## [GIVEN PROBLEM]
Copy every line of the entries below without any change.

## [RECORDS FOR THIS TASK]

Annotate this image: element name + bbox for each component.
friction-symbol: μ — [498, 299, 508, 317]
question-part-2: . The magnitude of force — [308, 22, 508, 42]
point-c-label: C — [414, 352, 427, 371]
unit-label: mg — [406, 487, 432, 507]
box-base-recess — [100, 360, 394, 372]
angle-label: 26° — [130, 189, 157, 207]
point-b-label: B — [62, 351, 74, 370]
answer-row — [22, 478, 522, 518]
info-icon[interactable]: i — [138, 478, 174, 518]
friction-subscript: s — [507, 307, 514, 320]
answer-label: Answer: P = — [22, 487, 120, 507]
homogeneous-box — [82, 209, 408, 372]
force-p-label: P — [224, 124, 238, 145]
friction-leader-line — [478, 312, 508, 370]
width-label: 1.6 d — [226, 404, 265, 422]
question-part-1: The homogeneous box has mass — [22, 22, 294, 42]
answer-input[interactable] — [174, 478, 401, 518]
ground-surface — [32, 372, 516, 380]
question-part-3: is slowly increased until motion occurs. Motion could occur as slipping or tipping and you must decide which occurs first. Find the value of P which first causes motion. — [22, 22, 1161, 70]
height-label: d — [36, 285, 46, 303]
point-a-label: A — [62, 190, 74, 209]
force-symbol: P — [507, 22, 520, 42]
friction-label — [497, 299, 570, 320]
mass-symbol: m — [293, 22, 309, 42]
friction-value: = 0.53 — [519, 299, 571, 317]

## [FINISHED TASK]
Annotate this image: element name + bbox for each component.
friction-symbol: μ — [498, 299, 508, 317]
question-part-2: . The magnitude of force — [308, 22, 508, 42]
point-c-label: C — [414, 352, 427, 371]
unit-label: mg — [406, 487, 432, 507]
box-base-recess — [100, 360, 394, 372]
angle-label: 26° — [130, 189, 157, 207]
point-b-label: B — [62, 351, 74, 370]
answer-row — [22, 478, 522, 518]
info-icon[interactable]: i — [138, 478, 174, 518]
friction-subscript: s — [507, 307, 514, 320]
answer-label: Answer: P = — [22, 487, 120, 507]
homogeneous-box — [82, 209, 408, 372]
force-p-label: P — [224, 124, 238, 145]
friction-leader-line — [478, 312, 508, 370]
width-label: 1.6 d — [226, 404, 265, 422]
question-part-1: The homogeneous box has mass — [22, 22, 294, 42]
answer-input[interactable] — [174, 478, 401, 518]
ground-surface — [32, 372, 516, 380]
question-part-3: is slowly increased until motion occurs. Motion could occur as slipping or tipping and you must decide which occurs first. Find the value of P which first causes motion. — [22, 22, 1161, 70]
height-label: d — [36, 285, 46, 303]
point-a-label: A — [62, 190, 74, 209]
force-symbol: P — [507, 22, 520, 42]
friction-label — [497, 299, 570, 320]
mass-symbol: m — [293, 22, 309, 42]
friction-value: = 0.53 — [519, 299, 571, 317]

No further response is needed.